What is required: Quote every line as written. Omit pictures.

---+---

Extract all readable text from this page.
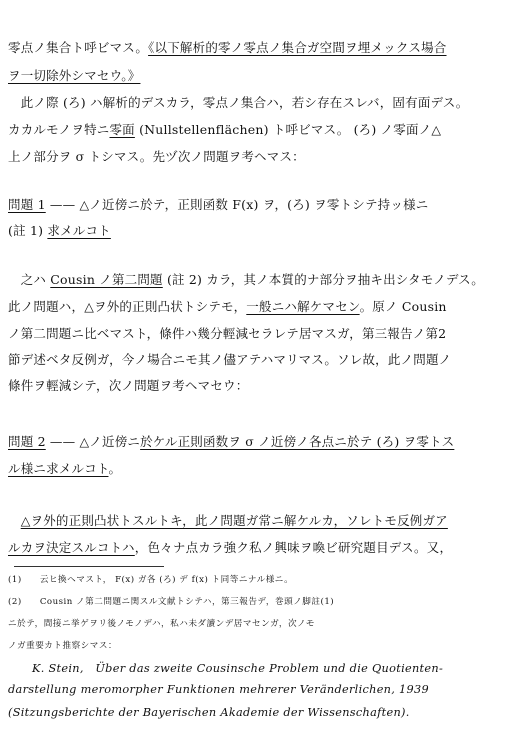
零点ノ集合ト呼ビマス。《以下解析的零ノ零点ノ集合ガ空間ヲ埋メックス場合
ヲ一切除外シマセウ。》
　此ノ際 (ろ) ハ解析的デスカラ，零点ノ集合ハ，若シ存在スレバ，固有面デス。
カカルモノヲ特ニ零面 (Nullstellenflächen) ト呼ビマス。 (ろ) ノ零面ノ△
上ノ部分ヲ σ トシマス。先ヅ次ノ問題ヲ考ヘマス：
問題 1 —— △ノ近傍ニ於テ，正則函数 F(x) ヲ，(ろ) ヲ零トシテ持ッ様ニ
(註 1) 求メルコト
　之ハ Cousin ノ第二問題 (註 2) カラ，其ノ本質的ナ部分ヲ抽キ出シタモノデス。
此ノ問題ハ，△ヲ外的正則凸状トシテモ，一般ニハ解ケマセン。原ノ Cousin
ノ第二問題ニ比ベマスト，條件ハ幾分輕減セラレテ居マスガ，第三報告ノ第2
節デ述ベタ反例ガ，今ノ場合ニモ其ノ儘アテハマリマス。ソレ故，此ノ問題ノ
條件ヲ輕減シテ，次ノ問題ヲ考ヘマセウ：
問題 2 —— △ノ近傍ニ於ケル正則函数ヲ σ ノ近傍ノ各点ニ於テ (ろ) ヲ零トス
ル様ニ求メルコト。
　△ヲ外的正則凸状トスルトキ，此ノ問題ガ常ニ解ケルカ，ソレトモ反例ガア
ルカヲ決定スルコトハ，色々ナ点カラ強ク私ノ興味ヲ喚ビ研究題目デス。又，
(1)　　云ヒ換ヘマスト， F(x) ガ各 (ろ) デ f(x) ト同等ニナル様ニ。
(2)　　Cousin ノ第二問題ニ関スル文献トシテハ，第三報告デ，巻頭ノ脚註(1)
ニ於テ，間接ニ挙ゲヲリ後ノモノデハ，私ハ未ダ讀ンデ居マセンガ，次ノモ
ノガ重要カト推察シマス：
K. Stein,　Über das zweite Cousinsche Problem und die Quotienten-
darstellung meromorpher Funktionen mehrerer Veränderlichen, 1939
(Sitzungsberichte der Bayerischen Akademie der Wissenschaften).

---+---

The answer:
Extract all readable text from this page.
零点ノ集合ト呼ビマス。《以下解析的零ノ零点ノ集合ガ空間ヲ埋メックス場合
ヲ一切除外シマセウ。》
　此ノ際 (ろ) ハ解析的デスカラ，零点ノ集合ハ，若シ存在スレバ，固有面デス。
カカルモノヲ特ニ零面 (Nullstellenflächen) ト呼ビマス。 (ろ) ノ零面ノ△
上ノ部分ヲ σ トシマス。先ヅ次ノ問題ヲ考ヘマス：
問題 1 —— △ノ近傍ニ於テ，正則函数 F(x) ヲ，(ろ) ヲ零トシテ持ッ様ニ
(註 1) 求メルコト
　之ハ Cousin ノ第二問題 (註 2) カラ，其ノ本質的ナ部分ヲ抽キ出シタモノデス。
此ノ問題ハ，△ヲ外的正則凸状トシテモ，一般ニハ解ケマセン。原ノ Cousin
ノ第二問題ニ比ベマスト，條件ハ幾分輕減セラレテ居マスガ，第三報告ノ第2
節デ述ベタ反例ガ，今ノ場合ニモ其ノ儘アテハマリマス。ソレ故，此ノ問題ノ
條件ヲ輕減シテ，次ノ問題ヲ考ヘマセウ：
問題 2 —— △ノ近傍ニ於ケル正則函数ヲ σ ノ近傍ノ各点ニ於テ (ろ) ヲ零トス
ル様ニ求メルコト。
　△ヲ外的正則凸状トスルトキ，此ノ問題ガ常ニ解ケルカ，ソレトモ反例ガア
ルカヲ決定スルコトハ，色々ナ点カラ強ク私ノ興味ヲ喚ビ研究題目デス。又，
(1)　　云ヒ換ヘマスト， F(x) ガ各 (ろ) デ f(x) ト同等ニナル様ニ。
(2)　　Cousin ノ第二問題ニ関スル文献トシテハ，第三報告デ，巻頭ノ脚註(1)
ニ於テ，間接ニ挙ゲヲリ後ノモノデハ，私ハ未ダ讀ンデ居マセンガ，次ノモ
ノガ重要カト推察シマス：
K. Stein,　Über das zweite Cousinsche Problem und die Quotienten-
darstellung meromorpher Funktionen mehrerer Veränderlichen, 1939
(Sitzungsberichte der Bayerischen Akademie der Wissenschaften).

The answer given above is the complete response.